Collected data:
┌────────

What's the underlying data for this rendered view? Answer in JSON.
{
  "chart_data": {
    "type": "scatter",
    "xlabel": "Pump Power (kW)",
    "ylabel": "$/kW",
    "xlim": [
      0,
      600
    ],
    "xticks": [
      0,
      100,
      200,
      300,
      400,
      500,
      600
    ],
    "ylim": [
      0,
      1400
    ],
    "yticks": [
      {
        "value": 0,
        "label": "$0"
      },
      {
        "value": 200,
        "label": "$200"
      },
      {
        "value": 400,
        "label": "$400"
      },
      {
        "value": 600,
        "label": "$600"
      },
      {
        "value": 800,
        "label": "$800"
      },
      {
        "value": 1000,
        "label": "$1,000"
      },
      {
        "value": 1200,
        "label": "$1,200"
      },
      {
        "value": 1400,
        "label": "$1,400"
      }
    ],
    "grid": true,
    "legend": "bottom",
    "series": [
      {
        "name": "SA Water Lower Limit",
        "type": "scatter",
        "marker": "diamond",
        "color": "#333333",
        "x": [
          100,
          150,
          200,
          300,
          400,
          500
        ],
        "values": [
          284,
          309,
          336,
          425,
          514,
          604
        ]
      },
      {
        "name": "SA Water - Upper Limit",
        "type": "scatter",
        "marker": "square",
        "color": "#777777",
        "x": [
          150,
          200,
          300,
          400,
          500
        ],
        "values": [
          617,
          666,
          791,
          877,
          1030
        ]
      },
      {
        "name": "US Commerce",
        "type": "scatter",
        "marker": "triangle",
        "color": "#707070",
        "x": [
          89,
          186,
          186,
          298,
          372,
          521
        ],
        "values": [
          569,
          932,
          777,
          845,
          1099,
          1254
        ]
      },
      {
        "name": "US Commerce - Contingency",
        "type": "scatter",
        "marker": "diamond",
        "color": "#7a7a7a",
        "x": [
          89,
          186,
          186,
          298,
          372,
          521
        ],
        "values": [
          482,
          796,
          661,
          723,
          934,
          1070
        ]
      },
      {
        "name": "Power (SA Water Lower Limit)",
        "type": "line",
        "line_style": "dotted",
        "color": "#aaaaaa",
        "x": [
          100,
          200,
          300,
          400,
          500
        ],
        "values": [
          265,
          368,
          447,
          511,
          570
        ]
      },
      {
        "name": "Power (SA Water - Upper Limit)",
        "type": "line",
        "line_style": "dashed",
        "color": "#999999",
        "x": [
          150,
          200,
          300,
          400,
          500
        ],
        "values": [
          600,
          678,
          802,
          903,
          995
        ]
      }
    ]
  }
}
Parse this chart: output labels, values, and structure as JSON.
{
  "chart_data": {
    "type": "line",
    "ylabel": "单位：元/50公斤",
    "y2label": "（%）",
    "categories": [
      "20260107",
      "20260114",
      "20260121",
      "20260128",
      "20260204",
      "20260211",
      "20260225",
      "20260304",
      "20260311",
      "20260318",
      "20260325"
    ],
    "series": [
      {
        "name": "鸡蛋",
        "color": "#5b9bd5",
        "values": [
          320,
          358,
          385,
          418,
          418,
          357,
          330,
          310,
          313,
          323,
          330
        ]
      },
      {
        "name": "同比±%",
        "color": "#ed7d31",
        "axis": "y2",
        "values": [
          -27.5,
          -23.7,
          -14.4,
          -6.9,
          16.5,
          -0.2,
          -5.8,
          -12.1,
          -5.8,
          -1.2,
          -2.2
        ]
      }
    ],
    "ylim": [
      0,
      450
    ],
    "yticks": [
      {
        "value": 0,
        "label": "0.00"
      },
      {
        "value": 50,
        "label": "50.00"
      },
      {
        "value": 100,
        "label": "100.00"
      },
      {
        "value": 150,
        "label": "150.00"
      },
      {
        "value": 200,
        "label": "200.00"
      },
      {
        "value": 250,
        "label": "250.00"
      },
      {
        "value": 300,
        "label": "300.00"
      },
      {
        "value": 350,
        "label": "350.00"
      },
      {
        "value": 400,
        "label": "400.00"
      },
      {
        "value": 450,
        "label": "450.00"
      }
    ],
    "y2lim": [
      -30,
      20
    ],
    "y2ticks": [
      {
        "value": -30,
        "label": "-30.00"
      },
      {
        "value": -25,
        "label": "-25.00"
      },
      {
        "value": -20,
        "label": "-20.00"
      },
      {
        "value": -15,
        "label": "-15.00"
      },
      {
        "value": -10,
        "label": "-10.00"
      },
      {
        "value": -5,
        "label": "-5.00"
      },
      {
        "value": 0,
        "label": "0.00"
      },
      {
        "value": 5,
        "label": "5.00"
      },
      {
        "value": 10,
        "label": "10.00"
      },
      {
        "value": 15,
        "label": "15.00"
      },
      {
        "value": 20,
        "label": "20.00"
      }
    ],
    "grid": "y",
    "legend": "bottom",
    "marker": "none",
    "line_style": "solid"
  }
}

└────────

Directive. Would you reproduce the material above in full, exactly as given?

Correct output.
What's the underlying data for this rendered view? Answer in JSON.
{
  "chart_data": {
    "type": "scatter",
    "xlabel": "Pump Power (kW)",
    "ylabel": "$/kW",
    "xlim": [
      0,
      600
    ],
    "xticks": [
      0,
      100,
      200,
      300,
      400,
      500,
      600
    ],
    "ylim": [
      0,
      1400
    ],
    "yticks": [
      {
        "value": 0,
        "label": "$0"
      },
      {
        "value": 200,
        "label": "$200"
      },
      {
        "value": 400,
        "label": "$400"
      },
      {
        "value": 600,
        "label": "$600"
      },
      {
        "value": 800,
        "label": "$800"
      },
      {
        "value": 1000,
        "label": "$1,000"
      },
      {
        "value": 1200,
        "label": "$1,200"
      },
      {
        "value": 1400,
        "label": "$1,400"
      }
    ],
    "grid": true,
    "legend": "bottom",
    "series": [
      {
        "name": "SA Water Lower Limit",
        "type": "scatter",
        "marker": "diamond",
        "color": "#333333",
        "x": [
          100,
          150,
          200,
          300,
          400,
          500
        ],
        "values": [
          284,
          309,
          336,
          425,
          514,
          604
        ]
      },
      {
        "name": "SA Water - Upper Limit",
        "type": "scatter",
        "marker": "square",
        "color": "#777777",
        "x": [
          150,
          200,
          300,
          400,
          500
        ],
        "values": [
          617,
          666,
          791,
          877,
          1030
        ]
      },
      {
        "name": "US Commerce",
        "type": "scatter",
        "marker": "triangle",
        "color": "#707070",
        "x": [
          89,
          186,
          186,
          298,
          372,
          521
        ],
        "values": [
          569,
          932,
          777,
          845,
          1099,
          1254
        ]
      },
      {
        "name": "US Commerce - Contingency",
        "type": "scatter",
        "marker": "diamond",
        "color": "#7a7a7a",
        "x": [
          89,
          186,
          186,
          298,
          372,
          521
        ],
        "values": [
          482,
          796,
          661,
          723,
          934,
          1070
        ]
      },
      {
        "name": "Power (SA Water Lower Limit)",
        "type": "line",
        "line_style": "dotted",
        "color": "#aaaaaa",
        "x": [
          100,
          200,
          300,
          400,
          500
        ],
        "values": [
          265,
          368,
          447,
          511,
          570
        ]
      },
      {
        "name": "Power (SA Water - Upper Limit)",
        "type": "line",
        "line_style": "dashed",
        "color": "#999999",
        "x": [
          150,
          200,
          300,
          400,
          500
        ],
        "values": [
          600,
          678,
          802,
          903,
          995
        ]
      }
    ]
  }
}
Parse this chart: output labels, values, and structure as JSON.
{
  "chart_data": {
    "type": "line",
    "ylabel": "单位：元/50公斤",
    "y2label": "（%）",
    "categories": [
      "20260107",
      "20260114",
      "20260121",
      "20260128",
      "20260204",
      "20260211",
      "20260225",
      "20260304",
      "20260311",
      "20260318",
      "20260325"
    ],
    "series": [
      {
        "name": "鸡蛋",
        "color": "#5b9bd5",
        "values": [
          320,
          358,
          385,
          418,
          418,
          357,
          330,
          310,
          313,
          323,
          330
        ]
      },
      {
        "name": "同比±%",
        "color": "#ed7d31",
        "axis": "y2",
        "values": [
          -27.5,
          -23.7,
          -14.4,
          -6.9,
          16.5,
          -0.2,
          -5.8,
          -12.1,
          -5.8,
          -1.2,
          -2.2
        ]
      }
    ],
    "ylim": [
      0,
      450
    ],
    "yticks": [
      {
        "value": 0,
        "label": "0.00"
      },
      {
        "value": 50,
        "label": "50.00"
      },
      {
        "value": 100,
        "label": "100.00"
      },
      {
        "value": 150,
        "label": "150.00"
      },
      {
        "value": 200,
        "label": "200.00"
      },
      {
        "value": 250,
        "label": "250.00"
      },
      {
        "value": 300,
        "label": "300.00"
      },
      {
        "value": 350,
        "label": "350.00"
      },
      {
        "value": 400,
        "label": "400.00"
      },
      {
        "value": 450,
        "label": "450.00"
      }
    ],
    "y2lim": [
      -30,
      20
    ],
    "y2ticks": [
      {
        "value": -30,
        "label": "-30.00"
      },
      {
        "value": -25,
        "label": "-25.00"
      },
      {
        "value": -20,
        "label": "-20.00"
      },
      {
        "value": -15,
        "label": "-15.00"
      },
      {
        "value": -10,
        "label": "-10.00"
      },
      {
        "value": -5,
        "label": "-5.00"
      },
      {
        "value": 0,
        "label": "0.00"
      },
      {
        "value": 5,
        "label": "5.00"
      },
      {
        "value": 10,
        "label": "10.00"
      },
      {
        "value": 15,
        "label": "15.00"
      },
      {
        "value": 20,
        "label": "20.00"
      }
    ],
    "grid": "y",
    "legend": "bottom",
    "marker": "none",
    "line_style": "solid"
  }
}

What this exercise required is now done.